--- JOB ---
Copy all the entries below exactly, but not the pictures.

Figure contents as structured data
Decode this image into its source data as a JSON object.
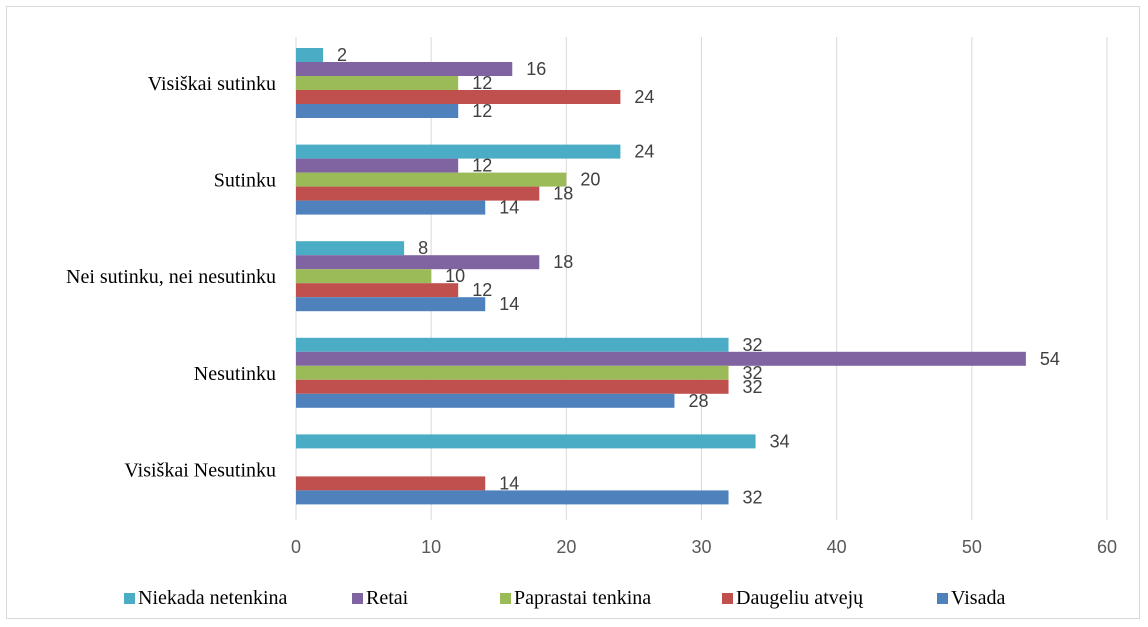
{
  "chart_data": {
    "type": "bar",
    "orientation": "horizontal",
    "categories": [
      "Visiškai sutinku",
      "Sutinku",
      "Nei sutinku, nei nesutinku",
      "Nesutinku",
      "Visiškai Nesutinku"
    ],
    "series": [
      {
        "name": "Niekada netenkina",
        "color": "#4bacc6",
        "values": [
          2,
          24,
          8,
          32,
          34
        ]
      },
      {
        "name": "Retai",
        "color": "#8064a2",
        "values": [
          16,
          12,
          18,
          54,
          null
        ]
      },
      {
        "name": "Paprastai tenkina",
        "color": "#9bbb59",
        "values": [
          12,
          20,
          10,
          32,
          null
        ]
      },
      {
        "name": "Daugeliu atvejų",
        "color": "#c0504d",
        "values": [
          24,
          18,
          12,
          32,
          14
        ]
      },
      {
        "name": "Visada",
        "color": "#4f81bd",
        "values": [
          12,
          14,
          14,
          28,
          32
        ]
      }
    ],
    "xlim": [
      0,
      60
    ],
    "xticks": [
      0,
      10,
      20,
      30,
      40,
      50,
      60
    ],
    "grid": true,
    "legend": "bottom",
    "title": "",
    "xlabel": "",
    "ylabel": ""
  }
}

--- RESULT OF THE EXERCISE ---
Decode this image into its source data as a JSON object.
{
  "chart_data": {
    "type": "bar",
    "orientation": "horizontal",
    "categories": [
      "Visiškai sutinku",
      "Sutinku",
      "Nei sutinku, nei nesutinku",
      "Nesutinku",
      "Visiškai Nesutinku"
    ],
    "series": [
      {
        "name": "Niekada netenkina",
        "color": "#4bacc6",
        "values": [
          2,
          24,
          8,
          32,
          34
        ]
      },
      {
        "name": "Retai",
        "color": "#8064a2",
        "values": [
          16,
          12,
          18,
          54,
          null
        ]
      },
      {
        "name": "Paprastai tenkina",
        "color": "#9bbb59",
        "values": [
          12,
          20,
          10,
          32,
          null
        ]
      },
      {
        "name": "Daugeliu atvejų",
        "color": "#c0504d",
        "values": [
          24,
          18,
          12,
          32,
          14
        ]
      },
      {
        "name": "Visada",
        "color": "#4f81bd",
        "values": [
          12,
          14,
          14,
          28,
          32
        ]
      }
    ],
    "xlim": [
      0,
      60
    ],
    "xticks": [
      0,
      10,
      20,
      30,
      40,
      50,
      60
    ],
    "grid": true,
    "legend": "bottom",
    "title": "",
    "xlabel": "",
    "ylabel": ""
  }
}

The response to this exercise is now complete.